── PROVIDED DATA ──

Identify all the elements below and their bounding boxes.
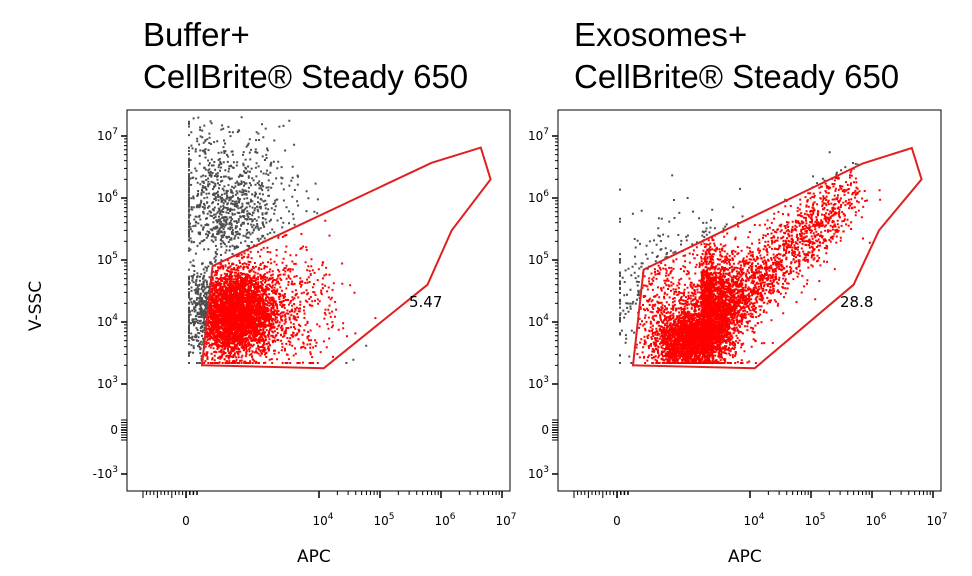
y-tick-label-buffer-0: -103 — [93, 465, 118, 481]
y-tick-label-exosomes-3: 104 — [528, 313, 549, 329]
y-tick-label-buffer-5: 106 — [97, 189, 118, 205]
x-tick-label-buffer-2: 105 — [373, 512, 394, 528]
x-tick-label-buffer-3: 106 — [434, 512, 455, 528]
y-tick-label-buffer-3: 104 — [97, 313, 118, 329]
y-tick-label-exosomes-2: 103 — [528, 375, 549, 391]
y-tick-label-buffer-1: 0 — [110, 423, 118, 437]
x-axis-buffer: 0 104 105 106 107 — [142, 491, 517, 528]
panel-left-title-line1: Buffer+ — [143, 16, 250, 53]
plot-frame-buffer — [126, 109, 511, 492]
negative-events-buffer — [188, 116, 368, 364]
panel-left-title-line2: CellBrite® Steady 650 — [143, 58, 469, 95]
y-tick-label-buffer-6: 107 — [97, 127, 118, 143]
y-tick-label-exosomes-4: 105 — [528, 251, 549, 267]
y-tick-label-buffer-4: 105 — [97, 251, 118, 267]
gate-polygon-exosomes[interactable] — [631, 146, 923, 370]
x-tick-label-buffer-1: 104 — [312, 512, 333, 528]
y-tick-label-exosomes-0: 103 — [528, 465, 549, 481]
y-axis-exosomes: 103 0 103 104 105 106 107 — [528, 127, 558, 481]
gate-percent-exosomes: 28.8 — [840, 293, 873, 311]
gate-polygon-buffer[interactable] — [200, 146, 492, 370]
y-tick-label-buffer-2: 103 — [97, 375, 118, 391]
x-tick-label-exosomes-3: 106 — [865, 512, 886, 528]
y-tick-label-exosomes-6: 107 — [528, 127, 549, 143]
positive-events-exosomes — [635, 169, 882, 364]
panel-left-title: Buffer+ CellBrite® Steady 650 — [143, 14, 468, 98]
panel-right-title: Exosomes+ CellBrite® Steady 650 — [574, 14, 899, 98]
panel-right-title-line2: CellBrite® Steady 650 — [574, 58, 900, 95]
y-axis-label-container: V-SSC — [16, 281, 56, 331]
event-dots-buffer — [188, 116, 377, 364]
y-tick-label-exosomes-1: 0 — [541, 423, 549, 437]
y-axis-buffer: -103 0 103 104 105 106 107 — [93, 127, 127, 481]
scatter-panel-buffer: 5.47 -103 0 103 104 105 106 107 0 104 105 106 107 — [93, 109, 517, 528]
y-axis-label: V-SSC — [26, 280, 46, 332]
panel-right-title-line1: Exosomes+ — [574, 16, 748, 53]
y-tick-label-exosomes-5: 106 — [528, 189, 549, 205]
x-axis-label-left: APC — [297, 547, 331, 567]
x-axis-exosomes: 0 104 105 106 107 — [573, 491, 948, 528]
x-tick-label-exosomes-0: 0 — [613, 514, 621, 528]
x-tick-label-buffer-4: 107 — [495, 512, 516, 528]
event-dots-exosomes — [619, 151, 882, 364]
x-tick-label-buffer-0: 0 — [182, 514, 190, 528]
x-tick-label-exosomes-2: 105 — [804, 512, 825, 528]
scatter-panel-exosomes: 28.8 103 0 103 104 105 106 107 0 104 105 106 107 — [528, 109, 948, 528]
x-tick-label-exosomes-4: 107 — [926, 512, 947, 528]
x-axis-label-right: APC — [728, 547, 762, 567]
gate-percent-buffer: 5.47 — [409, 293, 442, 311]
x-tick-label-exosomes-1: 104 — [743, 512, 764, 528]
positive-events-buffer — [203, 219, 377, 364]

───
── PROVIDED DATA ──

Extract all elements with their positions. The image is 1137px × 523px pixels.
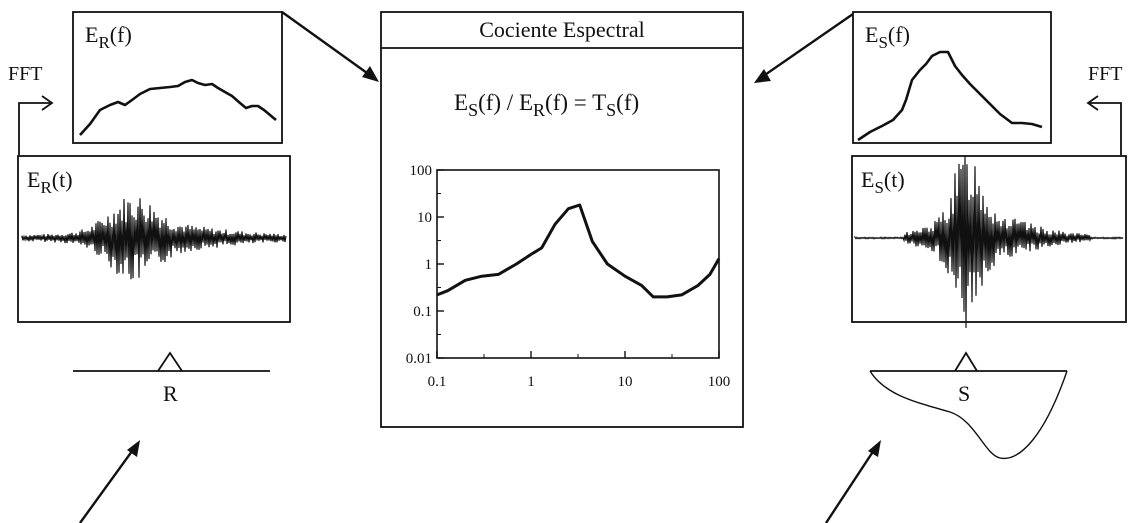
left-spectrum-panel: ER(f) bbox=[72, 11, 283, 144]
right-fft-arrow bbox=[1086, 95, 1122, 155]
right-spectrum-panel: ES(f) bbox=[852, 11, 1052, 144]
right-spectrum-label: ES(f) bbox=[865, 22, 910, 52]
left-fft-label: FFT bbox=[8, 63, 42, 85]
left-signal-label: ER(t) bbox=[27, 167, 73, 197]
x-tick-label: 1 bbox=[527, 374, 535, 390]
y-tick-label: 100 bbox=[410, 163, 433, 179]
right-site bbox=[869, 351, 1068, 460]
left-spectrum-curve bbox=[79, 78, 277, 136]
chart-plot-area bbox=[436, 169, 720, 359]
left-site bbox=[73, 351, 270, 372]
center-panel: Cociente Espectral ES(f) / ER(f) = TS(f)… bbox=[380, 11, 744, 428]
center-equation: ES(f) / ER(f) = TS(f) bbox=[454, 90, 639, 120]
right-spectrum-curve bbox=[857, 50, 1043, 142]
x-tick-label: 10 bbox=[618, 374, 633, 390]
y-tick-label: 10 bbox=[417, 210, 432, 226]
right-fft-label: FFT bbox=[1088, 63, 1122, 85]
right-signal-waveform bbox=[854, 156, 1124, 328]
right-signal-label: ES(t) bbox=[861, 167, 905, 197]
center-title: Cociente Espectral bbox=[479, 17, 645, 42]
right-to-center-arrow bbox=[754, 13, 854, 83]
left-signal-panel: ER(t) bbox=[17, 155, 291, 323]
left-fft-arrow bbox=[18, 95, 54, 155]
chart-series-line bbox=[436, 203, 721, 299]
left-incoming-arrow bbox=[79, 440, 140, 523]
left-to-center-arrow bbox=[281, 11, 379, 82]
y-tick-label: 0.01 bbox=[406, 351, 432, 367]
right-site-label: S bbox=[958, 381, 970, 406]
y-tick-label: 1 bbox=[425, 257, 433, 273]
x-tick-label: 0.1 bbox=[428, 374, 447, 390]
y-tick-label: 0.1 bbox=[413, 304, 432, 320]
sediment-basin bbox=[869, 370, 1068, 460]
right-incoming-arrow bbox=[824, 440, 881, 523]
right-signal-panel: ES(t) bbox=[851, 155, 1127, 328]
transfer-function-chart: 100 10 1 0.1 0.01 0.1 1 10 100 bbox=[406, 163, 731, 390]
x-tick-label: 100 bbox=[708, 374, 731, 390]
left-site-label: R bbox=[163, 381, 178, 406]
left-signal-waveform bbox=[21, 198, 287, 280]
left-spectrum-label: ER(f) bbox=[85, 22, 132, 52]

───

- [OBJECTIVE]
Take the lines of the material from the one containing "left-spectrum-panel: ER(f) bbox=[72, 11, 283, 144]" through the one containing "left-fft-arrow bbox=[18, 95, 54, 155]", and change "Cociente Espectral" to "Spectral Ratio" in them. Return only those lines, with everything else left the same.

- [OUTPUT FOR THIS EXERCISE]
left-spectrum-panel: ER(f) bbox=[72, 11, 283, 144]
right-fft-arrow bbox=[1086, 95, 1122, 155]
right-spectrum-panel: ES(f) bbox=[852, 11, 1052, 144]
right-spectrum-label: ES(f) bbox=[865, 22, 910, 52]
left-fft-label: FFT bbox=[8, 63, 42, 85]
left-signal-label: ER(t) bbox=[27, 167, 73, 197]
x-tick-label: 1 bbox=[527, 374, 535, 390]
y-tick-label: 100 bbox=[410, 163, 433, 179]
right-site bbox=[869, 351, 1068, 460]
left-spectrum-curve bbox=[79, 78, 277, 136]
chart-plot-area bbox=[436, 169, 720, 359]
left-site bbox=[73, 351, 270, 372]
center-panel: Spectral Ratio ES(f) / ER(f) = TS(f)… bbox=[380, 11, 744, 428]
center-equation: ES(f) / ER(f) = TS(f) bbox=[454, 90, 639, 120]
right-spectrum-curve bbox=[857, 50, 1043, 142]
x-tick-label: 10 bbox=[618, 374, 633, 390]
y-tick-label: 10 bbox=[417, 210, 432, 226]
right-fft-label: FFT bbox=[1088, 63, 1122, 85]
right-signal-waveform bbox=[854, 156, 1124, 328]
right-signal-label: ES(t) bbox=[861, 167, 905, 197]
center-title: Spectral Ratio bbox=[479, 17, 645, 42]
right-to-center-arrow bbox=[754, 13, 854, 83]
left-signal-panel: ER(t) bbox=[17, 155, 291, 323]
left-fft-arrow bbox=[18, 95, 54, 155]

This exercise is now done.